[START DATA LISTING]
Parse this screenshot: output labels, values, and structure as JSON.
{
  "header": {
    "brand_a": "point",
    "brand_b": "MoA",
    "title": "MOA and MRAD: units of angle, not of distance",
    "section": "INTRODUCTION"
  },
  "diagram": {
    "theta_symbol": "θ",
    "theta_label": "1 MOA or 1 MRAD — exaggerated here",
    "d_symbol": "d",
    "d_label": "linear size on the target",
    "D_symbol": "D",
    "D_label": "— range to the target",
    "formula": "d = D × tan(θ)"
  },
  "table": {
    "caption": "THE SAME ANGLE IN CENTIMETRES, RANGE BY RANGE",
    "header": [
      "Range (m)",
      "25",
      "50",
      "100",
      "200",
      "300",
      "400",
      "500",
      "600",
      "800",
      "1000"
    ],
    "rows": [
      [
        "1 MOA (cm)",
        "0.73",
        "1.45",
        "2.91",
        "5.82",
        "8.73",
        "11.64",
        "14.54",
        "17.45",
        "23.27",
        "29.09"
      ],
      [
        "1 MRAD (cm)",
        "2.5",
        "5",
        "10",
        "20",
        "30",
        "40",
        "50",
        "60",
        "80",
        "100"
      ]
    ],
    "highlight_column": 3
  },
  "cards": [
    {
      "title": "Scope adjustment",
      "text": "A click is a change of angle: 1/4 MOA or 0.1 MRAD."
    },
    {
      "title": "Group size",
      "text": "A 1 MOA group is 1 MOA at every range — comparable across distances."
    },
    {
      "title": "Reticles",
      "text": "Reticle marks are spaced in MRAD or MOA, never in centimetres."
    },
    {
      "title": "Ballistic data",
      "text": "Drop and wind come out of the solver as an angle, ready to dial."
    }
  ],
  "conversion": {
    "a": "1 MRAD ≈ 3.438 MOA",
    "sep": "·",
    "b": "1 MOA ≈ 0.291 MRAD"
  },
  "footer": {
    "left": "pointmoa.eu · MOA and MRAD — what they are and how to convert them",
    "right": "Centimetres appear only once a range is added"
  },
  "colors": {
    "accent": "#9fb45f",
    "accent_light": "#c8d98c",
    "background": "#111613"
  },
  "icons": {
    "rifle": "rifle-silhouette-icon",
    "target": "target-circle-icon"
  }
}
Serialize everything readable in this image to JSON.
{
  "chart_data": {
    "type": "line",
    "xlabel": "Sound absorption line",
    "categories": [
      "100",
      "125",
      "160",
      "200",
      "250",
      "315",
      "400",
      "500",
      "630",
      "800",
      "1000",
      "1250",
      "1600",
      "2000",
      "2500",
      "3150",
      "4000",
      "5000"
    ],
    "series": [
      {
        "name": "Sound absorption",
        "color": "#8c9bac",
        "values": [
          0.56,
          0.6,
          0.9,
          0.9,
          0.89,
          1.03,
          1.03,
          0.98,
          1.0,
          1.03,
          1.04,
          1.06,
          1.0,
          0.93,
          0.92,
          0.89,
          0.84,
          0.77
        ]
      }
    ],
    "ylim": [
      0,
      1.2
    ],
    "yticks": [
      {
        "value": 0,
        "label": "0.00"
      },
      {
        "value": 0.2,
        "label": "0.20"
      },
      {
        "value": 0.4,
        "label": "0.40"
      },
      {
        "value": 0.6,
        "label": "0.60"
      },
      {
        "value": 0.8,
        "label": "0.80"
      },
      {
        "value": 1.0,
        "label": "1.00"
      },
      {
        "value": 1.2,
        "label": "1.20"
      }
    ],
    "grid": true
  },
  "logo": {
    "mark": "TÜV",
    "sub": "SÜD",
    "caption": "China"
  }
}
[END DATA LISTING]
WHAT YOU WILL DO -
Please reproduce each record precisely as written.

THE RESULT -
Parse this screenshot: output labels, values, and structure as JSON.
{
  "header": {
    "brand_a": "point",
    "brand_b": "MoA",
    "title": "MOA and MRAD: units of angle, not of distance",
    "section": "INTRODUCTION"
  },
  "diagram": {
    "theta_symbol": "θ",
    "theta_label": "1 MOA or 1 MRAD — exaggerated here",
    "d_symbol": "d",
    "d_label": "linear size on the target",
    "D_symbol": "D",
    "D_label": "— range to the target",
    "formula": "d = D × tan(θ)"
  },
  "table": {
    "caption": "THE SAME ANGLE IN CENTIMETRES, RANGE BY RANGE",
    "header": [
      "Range (m)",
      "25",
      "50",
      "100",
      "200",
      "300",
      "400",
      "500",
      "600",
      "800",
      "1000"
    ],
    "rows": [
      [
        "1 MOA (cm)",
        "0.73",
        "1.45",
        "2.91",
        "5.82",
        "8.73",
        "11.64",
        "14.54",
        "17.45",
        "23.27",
        "29.09"
      ],
      [
        "1 MRAD (cm)",
        "2.5",
        "5",
        "10",
        "20",
        "30",
        "40",
        "50",
        "60",
        "80",
        "100"
      ]
    ],
    "highlight_column": 3
  },
  "cards": [
    {
      "title": "Scope adjustment",
      "text": "A click is a change of angle: 1/4 MOA or 0.1 MRAD."
    },
    {
      "title": "Group size",
      "text": "A 1 MOA group is 1 MOA at every range — comparable across distances."
    },
    {
      "title": "Reticles",
      "text": "Reticle marks are spaced in MRAD or MOA, never in centimetres."
    },
    {
      "title": "Ballistic data",
      "text": "Drop and wind come out of the solver as an angle, ready to dial."
    }
  ],
  "conversion": {
    "a": "1 MRAD ≈ 3.438 MOA",
    "sep": "·",
    "b": "1 MOA ≈ 0.291 MRAD"
  },
  "footer": {
    "left": "pointmoa.eu · MOA and MRAD — what they are and how to convert them",
    "right": "Centimetres appear only once a range is added"
  },
  "colors": {
    "accent": "#9fb45f",
    "accent_light": "#c8d98c",
    "background": "#111613"
  },
  "icons": {
    "rifle": "rifle-silhouette-icon",
    "target": "target-circle-icon"
  }
}
Serialize everything readable in this image to JSON.
{
  "chart_data": {
    "type": "line",
    "xlabel": "Sound absorption line",
    "categories": [
      "100",
      "125",
      "160",
      "200",
      "250",
      "315",
      "400",
      "500",
      "630",
      "800",
      "1000",
      "1250",
      "1600",
      "2000",
      "2500",
      "3150",
      "4000",
      "5000"
    ],
    "series": [
      {
        "name": "Sound absorption",
        "color": "#8c9bac",
        "values": [
          0.56,
          0.6,
          0.9,
          0.9,
          0.89,
          1.03,
          1.03,
          0.98,
          1.0,
          1.03,
          1.04,
          1.06,
          1.0,
          0.93,
          0.92,
          0.89,
          0.84,
          0.77
        ]
      }
    ],
    "ylim": [
      0,
      1.2
    ],
    "yticks": [
      {
        "value": 0,
        "label": "0.00"
      },
      {
        "value": 0.2,
        "label": "0.20"
      },
      {
        "value": 0.4,
        "label": "0.40"
      },
      {
        "value": 0.6,
        "label": "0.60"
      },
      {
        "value": 0.8,
        "label": "0.80"
      },
      {
        "value": 1.0,
        "label": "1.00"
      },
      {
        "value": 1.2,
        "label": "1.20"
      }
    ],
    "grid": true
  },
  "logo": {
    "mark": "TÜV",
    "sub": "SÜD",
    "caption": "China"
  }
}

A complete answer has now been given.